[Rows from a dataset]
──────

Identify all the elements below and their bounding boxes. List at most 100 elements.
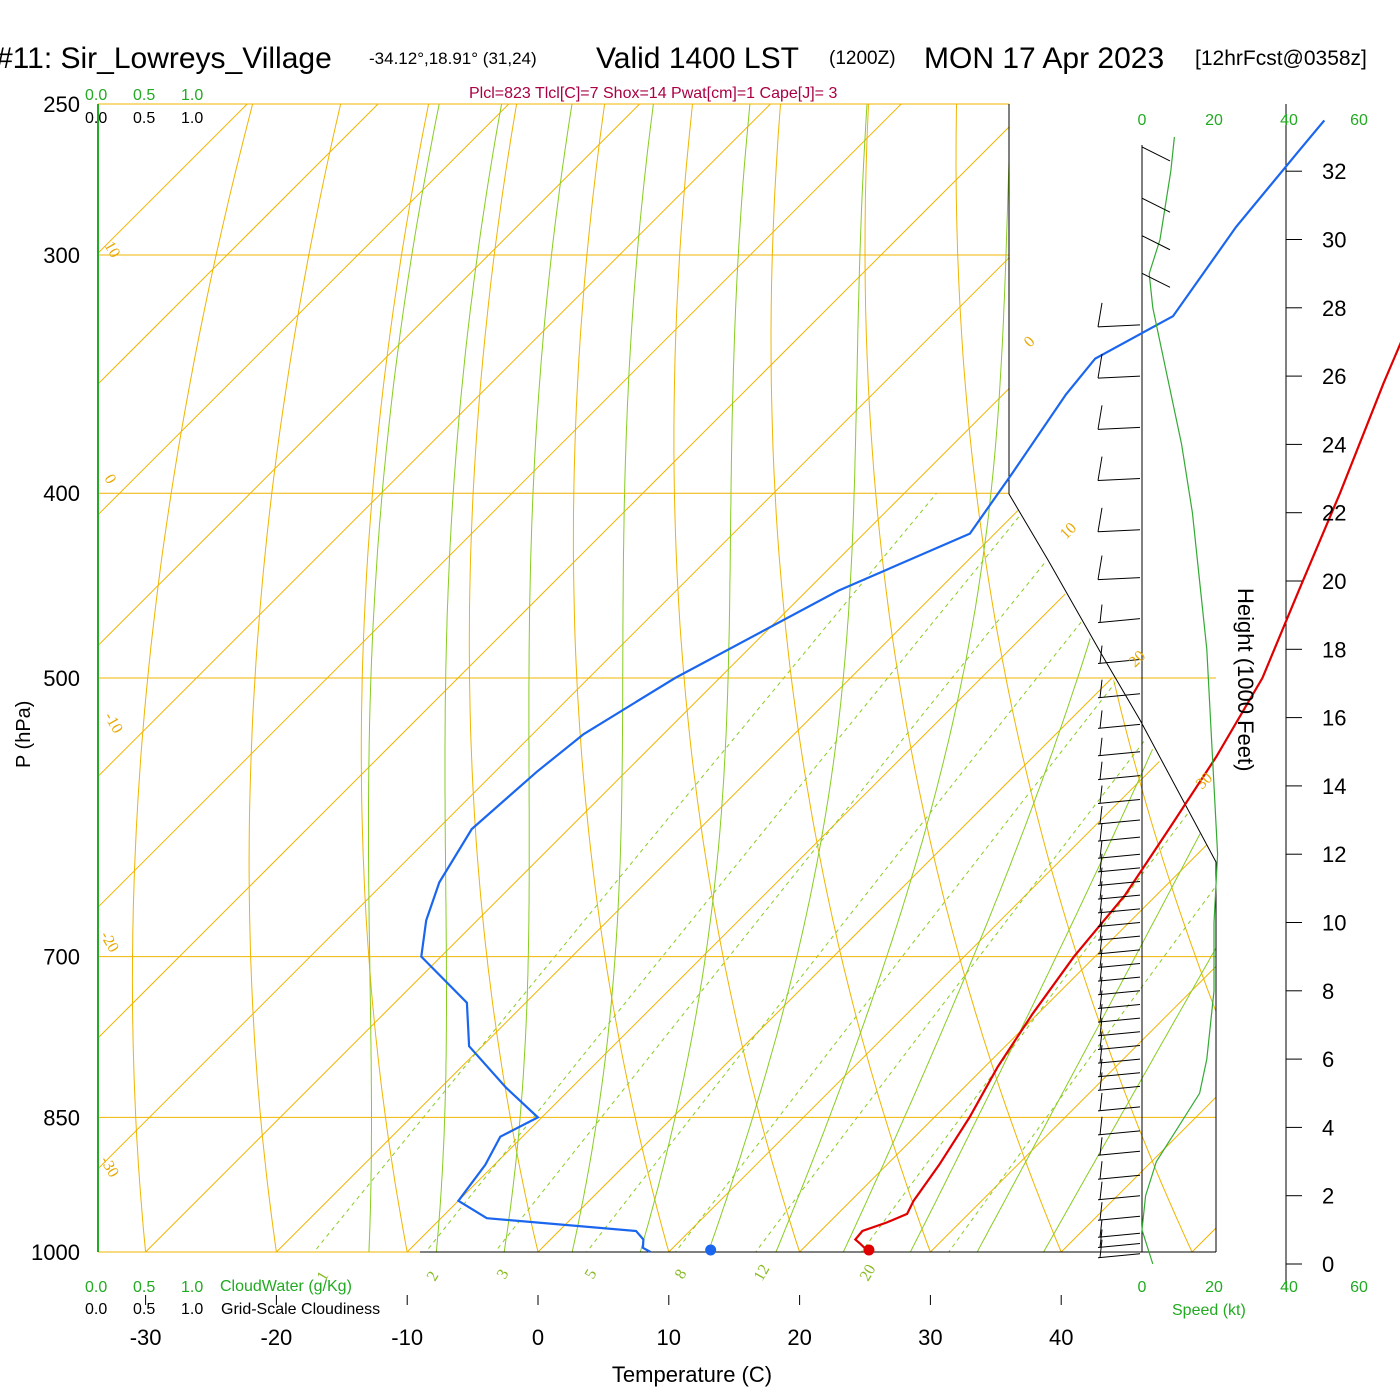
wind-barb <box>1097 1137 1141 1156</box>
wind-barb-staff <box>1097 1150 1141 1156</box>
isotherm-label: 20 <box>1126 647 1149 670</box>
temp-tick-label: -10 <box>391 1325 423 1350</box>
mixing-ratio-label: 20 <box>857 1262 880 1284</box>
wind-barb <box>1097 555 1141 581</box>
wind-barb-staff <box>1097 723 1141 729</box>
wind-barb-flag <box>1099 922 1103 941</box>
wind-barb-staff <box>1097 867 1141 873</box>
wind-barb-staff <box>1097 1072 1141 1078</box>
wind-barb-flag <box>1099 1031 1103 1050</box>
wind-barb <box>1097 881 1141 900</box>
wind-barb-staff <box>1097 853 1141 859</box>
x-axis-label: Temperature (C) <box>612 1362 772 1387</box>
wind-barb <box>1097 922 1141 941</box>
surface-dewpoint-dot <box>705 1244 717 1256</box>
wind-barb <box>1097 710 1141 729</box>
cloudwater-tick-label: 0.0 <box>85 87 107 104</box>
moist-adiabat <box>497 104 573 1252</box>
wind-barb <box>1097 1092 1141 1112</box>
wind-barb-flag <box>1099 1219 1103 1238</box>
temperature-profile <box>853 341 1400 1253</box>
moist-adiabat <box>431 104 503 1252</box>
wind-barb-flag <box>1099 908 1103 927</box>
wind-barb-flag <box>1099 785 1103 804</box>
isotherm-line <box>98 104 379 1252</box>
wind-barb-staff <box>1097 1003 1141 1009</box>
height-tick-label: 24 <box>1322 432 1346 457</box>
wind-barb <box>1141 197 1171 213</box>
wind-barb-flag <box>1099 761 1103 780</box>
dry-adiabat <box>1392 70 1400 1292</box>
isotherm-label: 10 <box>1057 519 1080 542</box>
dry-adiabat <box>468 104 549 1252</box>
cloudiness-tick-label: 1.0 <box>181 1301 203 1318</box>
wind-barb <box>1097 1161 1141 1180</box>
height-tick-label: 14 <box>1322 774 1346 799</box>
wind-barb-flag <box>1099 963 1103 982</box>
wind-barb <box>1097 853 1141 873</box>
wind-barb-staff <box>1097 1195 1141 1201</box>
dry-adiabat <box>955 104 1212 1252</box>
cloudiness-tick-label: 0.0 <box>85 1301 107 1318</box>
speed-tick-label: 60 <box>1350 112 1368 129</box>
wind-barb-staff <box>1097 1031 1141 1037</box>
temp-tick-label: 0 <box>532 1325 544 1350</box>
wind-barb-staff <box>1097 922 1141 927</box>
valid-date: MON 17 Apr 2023 <box>924 42 1164 75</box>
wind-barb-flag <box>1099 1072 1103 1091</box>
cloudwater-tick-label: 0.5 <box>133 87 155 104</box>
wind-barb-staff <box>1097 836 1141 842</box>
wind-barb-staff <box>1097 1085 1141 1091</box>
cloudwater-tick-label: 0.5 <box>133 1279 155 1296</box>
speed-tick-label: 20 <box>1205 1279 1223 1296</box>
dry-adiabat-lines <box>131 70 1400 1292</box>
mixing-ratio-line <box>831 492 1216 1252</box>
wind-barb-staff <box>1097 908 1141 914</box>
isotherm-label: 30 <box>1193 769 1216 792</box>
wind-barb-flag <box>1099 1058 1103 1077</box>
wind-barb <box>1097 507 1141 533</box>
moist-adiabat <box>1020 104 1216 1252</box>
wind-barb-staff <box>1097 478 1141 482</box>
moist-adiabat <box>693 104 868 1252</box>
wind-barb-staff <box>1097 962 1141 968</box>
wind-barb-flag <box>1097 302 1103 327</box>
temp-tick-label: 40 <box>1049 1325 1073 1350</box>
cloudwater-label: CloudWater (g/Kg) <box>220 1278 352 1295</box>
mixing-ratio-label: 5 <box>582 1267 601 1282</box>
wind-panel <box>1097 136 1219 1265</box>
temp-tick-label: 30 <box>918 1325 942 1350</box>
cloudiness-tick-label: 1.0 <box>181 110 203 127</box>
wind-barb <box>1097 1219 1141 1238</box>
wind-barb-flag <box>1099 1161 1103 1180</box>
wind-barb-staff <box>1141 272 1171 288</box>
wind-barb-staff <box>1097 1174 1141 1180</box>
adiabat-label: 10 <box>101 239 124 261</box>
wind-barb <box>1097 949 1141 968</box>
dry-adiabat <box>1305 70 1400 1292</box>
adiabat-label: -30 <box>97 1154 122 1181</box>
wind-barb-staff <box>1097 1215 1141 1221</box>
wind-barb-flag <box>1097 456 1103 481</box>
wind-barb-staff <box>1097 775 1141 781</box>
wind-barb <box>1097 302 1141 328</box>
wind-barb-staff <box>1097 577 1141 581</box>
wind-barb-flag <box>1099 1116 1103 1135</box>
wind-barb-flag <box>1099 935 1103 954</box>
pressure-tick-label: 1000 <box>31 1240 80 1265</box>
wind-barb-flag <box>1099 1202 1103 1221</box>
isobar-lines <box>98 103 1216 1253</box>
cloudwater-tick-label: 1.0 <box>181 1279 203 1296</box>
speed-tick-label: 60 <box>1350 1279 1368 1296</box>
wind-barb-flag <box>1099 1137 1103 1156</box>
wind-barb <box>1097 645 1141 665</box>
wind-barb <box>1097 963 1141 982</box>
dry-adiabat <box>572 104 681 1252</box>
mixing-ratio-lines <box>280 492 1216 1252</box>
wind-barb-staff <box>1097 990 1141 996</box>
station-coords: -34.12°,18.91° (31,24) <box>369 49 537 68</box>
mixing-ratio-line <box>280 492 937 1252</box>
mixing-ratio-label: 3 <box>494 1267 513 1282</box>
wind-barb-staff <box>1097 618 1141 624</box>
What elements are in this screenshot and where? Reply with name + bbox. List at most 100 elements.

──────

* Given problem:
Reproduce every row above verbatim, leaving out the pictures.

* Written answer:
Identify all the elements below and their bounding boxes. List at most 100 elements.
wind-barb <box>1097 1137 1141 1156</box>
wind-barb-staff <box>1097 1150 1141 1156</box>
isotherm-label: 20 <box>1126 647 1149 670</box>
temp-tick-label: -10 <box>391 1325 423 1350</box>
mixing-ratio-label: 20 <box>857 1262 880 1284</box>
wind-barb <box>1097 555 1141 581</box>
wind-barb-staff <box>1097 723 1141 729</box>
wind-barb-flag <box>1099 922 1103 941</box>
wind-barb-staff <box>1097 867 1141 873</box>
wind-barb-staff <box>1097 1072 1141 1078</box>
wind-barb-flag <box>1099 1031 1103 1050</box>
wind-barb <box>1097 881 1141 900</box>
wind-barb-staff <box>1097 853 1141 859</box>
x-axis-label: Temperature (C) <box>612 1362 772 1387</box>
wind-barb <box>1097 922 1141 941</box>
surface-dewpoint-dot <box>705 1244 717 1256</box>
wind-barb <box>1097 710 1141 729</box>
cloudwater-tick-label: 0.0 <box>85 87 107 104</box>
moist-adiabat <box>497 104 573 1252</box>
wind-barb <box>1097 1092 1141 1112</box>
wind-barb-flag <box>1099 1219 1103 1238</box>
temperature-profile <box>853 341 1400 1253</box>
moist-adiabat <box>431 104 503 1252</box>
wind-barb-flag <box>1099 908 1103 927</box>
wind-barb-flag <box>1099 785 1103 804</box>
isotherm-line <box>98 104 379 1252</box>
wind-barb-staff <box>1097 1003 1141 1009</box>
height-tick-label: 24 <box>1322 432 1346 457</box>
wind-barb <box>1141 197 1171 213</box>
wind-barb-flag <box>1099 761 1103 780</box>
dry-adiabat <box>1392 70 1400 1292</box>
isotherm-label: 10 <box>1057 519 1080 542</box>
dry-adiabat <box>468 104 549 1252</box>
cloudiness-tick-label: 1.0 <box>181 1301 203 1318</box>
wind-barb <box>1097 1161 1141 1180</box>
height-tick-label: 14 <box>1322 774 1346 799</box>
wind-barb-flag <box>1099 963 1103 982</box>
wind-barb <box>1097 853 1141 873</box>
wind-barb-staff <box>1097 1195 1141 1201</box>
dry-adiabat <box>955 104 1212 1252</box>
cloudiness-tick-label: 0.0 <box>85 1301 107 1318</box>
speed-tick-label: 60 <box>1350 112 1368 129</box>
wind-barb-staff <box>1097 1031 1141 1037</box>
temp-tick-label: 0 <box>532 1325 544 1350</box>
wind-barb-staff <box>1097 922 1141 927</box>
valid-date: MON 17 Apr 2023 <box>924 42 1164 75</box>
wind-barb-flag <box>1099 1072 1103 1091</box>
cloudwater-tick-label: 0.5 <box>133 87 155 104</box>
wind-barb-staff <box>1097 836 1141 842</box>
wind-barb-staff <box>1097 1085 1141 1091</box>
cloudwater-tick-label: 0.5 <box>133 1279 155 1296</box>
speed-tick-label: 20 <box>1205 1279 1223 1296</box>
dry-adiabat-lines <box>131 70 1400 1292</box>
mixing-ratio-line <box>831 492 1216 1252</box>
wind-barb-staff <box>1097 908 1141 914</box>
isotherm-label: 30 <box>1193 769 1216 792</box>
wind-barb-flag <box>1099 1058 1103 1077</box>
wind-barb <box>1097 507 1141 533</box>
moist-adiabat <box>1020 104 1216 1252</box>
wind-barb-staff <box>1097 478 1141 482</box>
moist-adiabat <box>693 104 868 1252</box>
wind-barb-staff <box>1097 962 1141 968</box>
wind-barb-flag <box>1097 302 1103 327</box>
temp-tick-label: 40 <box>1049 1325 1073 1350</box>
cloudwater-label: CloudWater (g/Kg) <box>220 1278 352 1295</box>
mixing-ratio-label: 5 <box>582 1267 601 1282</box>
wind-panel <box>1097 136 1219 1265</box>
temp-tick-label: 30 <box>918 1325 942 1350</box>
cloudiness-tick-label: 1.0 <box>181 110 203 127</box>
wind-barb <box>1097 1219 1141 1238</box>
wind-barb-flag <box>1099 1161 1103 1180</box>
wind-barb-staff <box>1141 272 1171 288</box>
wind-barb-staff <box>1097 1174 1141 1180</box>
adiabat-label: 10 <box>101 239 124 261</box>
wind-barb <box>1097 949 1141 968</box>
dry-adiabat <box>1305 70 1400 1292</box>
adiabat-label: -30 <box>97 1154 122 1181</box>
wind-barb-staff <box>1097 1215 1141 1221</box>
wind-barb-flag <box>1097 456 1103 481</box>
wind-barb-staff <box>1097 775 1141 781</box>
wind-barb <box>1097 302 1141 328</box>
wind-barb-staff <box>1097 577 1141 581</box>
wind-barb-flag <box>1099 1116 1103 1135</box>
wind-barb-flag <box>1099 935 1103 954</box>
pressure-tick-label: 1000 <box>31 1240 80 1265</box>
wind-barb-flag <box>1099 1202 1103 1221</box>
isobar-lines <box>98 103 1216 1253</box>
cloudwater-tick-label: 1.0 <box>181 1279 203 1296</box>
speed-tick-label: 60 <box>1350 1279 1368 1296</box>
wind-barb-flag <box>1099 1137 1103 1156</box>
wind-barb <box>1097 645 1141 665</box>
wind-barb <box>1097 963 1141 982</box>
dry-adiabat <box>572 104 681 1252</box>
mixing-ratio-lines <box>280 492 1216 1252</box>
wind-barb-staff <box>1097 990 1141 996</box>
station-coords: -34.12°,18.91° (31,24) <box>369 49 537 68</box>
mixing-ratio-line <box>280 492 937 1252</box>
mixing-ratio-label: 3 <box>494 1267 513 1282</box>
wind-barb-staff <box>1097 618 1141 624</box>
What elements are in this screenshot and where? Reply with name + bbox. List at most 100 elements.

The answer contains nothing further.